DATA PROVIDED -
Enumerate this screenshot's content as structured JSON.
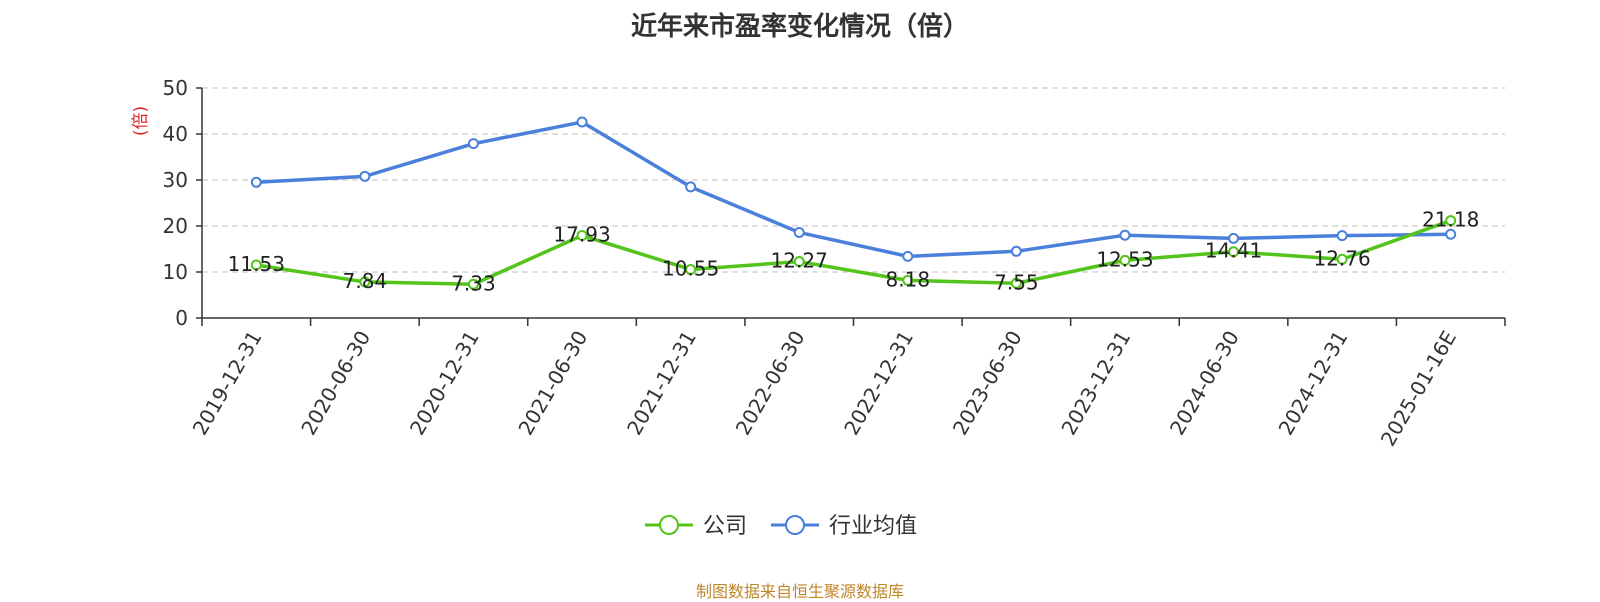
{
  "chart_data": {
    "type": "line",
    "title": "近年来市盈率变化情况（倍）",
    "ylabel": "(倍)",
    "xlabel": "",
    "ylim": [
      0,
      50
    ],
    "yticks": [
      0,
      10,
      20,
      30,
      40,
      50
    ],
    "grid": true,
    "legend_position": "bottom-center",
    "categories": [
      "2019-12-31",
      "2020-06-30",
      "2020-12-31",
      "2021-06-30",
      "2021-12-31",
      "2022-06-30",
      "2022-12-31",
      "2023-06-30",
      "2023-12-31",
      "2024-06-30",
      "2024-12-31",
      "2025-01-16E"
    ],
    "series": [
      {
        "name": "公司",
        "color": "#52c41a",
        "values": [
          11.53,
          7.84,
          7.33,
          17.93,
          10.55,
          12.27,
          8.18,
          7.55,
          12.53,
          14.41,
          12.76,
          21.18
        ],
        "labels": [
          "11.53",
          "7.84",
          "7.33",
          "17.93",
          "10.55",
          "12.27",
          "8.18",
          "7.55",
          "12.53",
          "14.41",
          "12.76",
          "21.18"
        ]
      },
      {
        "name": "行业均值",
        "color": "#4a7fdc",
        "values": [
          29.5,
          30.8,
          37.9,
          42.6,
          28.5,
          18.6,
          13.4,
          14.5,
          18.0,
          17.3,
          17.9,
          18.2
        ]
      }
    ]
  },
  "footer": "制图数据来自恒生聚源数据库"
}
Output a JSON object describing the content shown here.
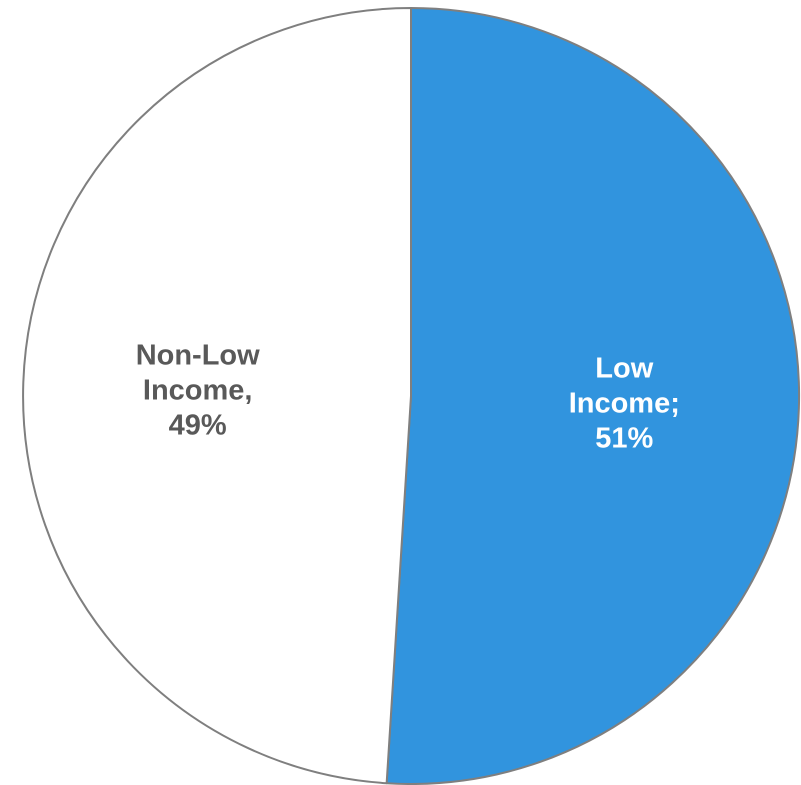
{
  "chart_data": {
    "type": "pie",
    "slices": [
      {
        "category": "Low Income",
        "value": 51,
        "label_lines": [
          "Low",
          "Income;",
          "51%"
        ],
        "color": "#3194DE",
        "label_color": "#ffffff"
      },
      {
        "category": "Non-Low Income",
        "value": 49,
        "label_lines": [
          "Non-Low",
          "Income,",
          "49%"
        ],
        "color": "#ffffff",
        "label_color": "#595959"
      }
    ],
    "start_angle_deg": 0,
    "direction": "clockwise",
    "border_color": "#7f7f7f"
  }
}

PROBLEM REQUIREMENTS -
Without including any pictures, print all of the material exactly as given.

RESULT OF THE EXERCISE -
Enumerate this screenshot's content as structured JSON.
{
  "chart_data": {
    "type": "line",
    "title": "近年来市盈率变化情况（倍）",
    "ylabel": "(倍)",
    "xlabel": "",
    "ylim": [
      0,
      50
    ],
    "yticks": [
      0,
      10,
      20,
      30,
      40,
      50
    ],
    "grid": true,
    "legend_position": "bottom-center",
    "categories": [
      "2019-12-31",
      "2020-06-30",
      "2020-12-31",
      "2021-06-30",
      "2021-12-31",
      "2022-06-30",
      "2022-12-31",
      "2023-06-30",
      "2023-12-31",
      "2024-06-30",
      "2024-12-31",
      "2025-01-16E"
    ],
    "series": [
      {
        "name": "公司",
        "color": "#52c41a",
        "values": [
          11.53,
          7.84,
          7.33,
          17.93,
          10.55,
          12.27,
          8.18,
          7.55,
          12.53,
          14.41,
          12.76,
          21.18
        ],
        "labels": [
          "11.53",
          "7.84",
          "7.33",
          "17.93",
          "10.55",
          "12.27",
          "8.18",
          "7.55",
          "12.53",
          "14.41",
          "12.76",
          "21.18"
        ]
      },
      {
        "name": "行业均值",
        "color": "#4a7fdc",
        "values": [
          29.5,
          30.8,
          37.9,
          42.6,
          28.5,
          18.6,
          13.4,
          14.5,
          18.0,
          17.3,
          17.9,
          18.2
        ]
      }
    ]
  },
  "footer": "制图数据来自恒生聚源数据库"
}
Output a JSON object describing the content shown here.
{
  "chart_data": {
    "type": "pie",
    "slices": [
      {
        "category": "Low Income",
        "value": 51,
        "label_lines": [
          "Low",
          "Income;",
          "51%"
        ],
        "color": "#3194DE",
        "label_color": "#ffffff"
      },
      {
        "category": "Non-Low Income",
        "value": 49,
        "label_lines": [
          "Non-Low",
          "Income,",
          "49%"
        ],
        "color": "#ffffff",
        "label_color": "#595959"
      }
    ],
    "start_angle_deg": 0,
    "direction": "clockwise",
    "border_color": "#7f7f7f"
  }
}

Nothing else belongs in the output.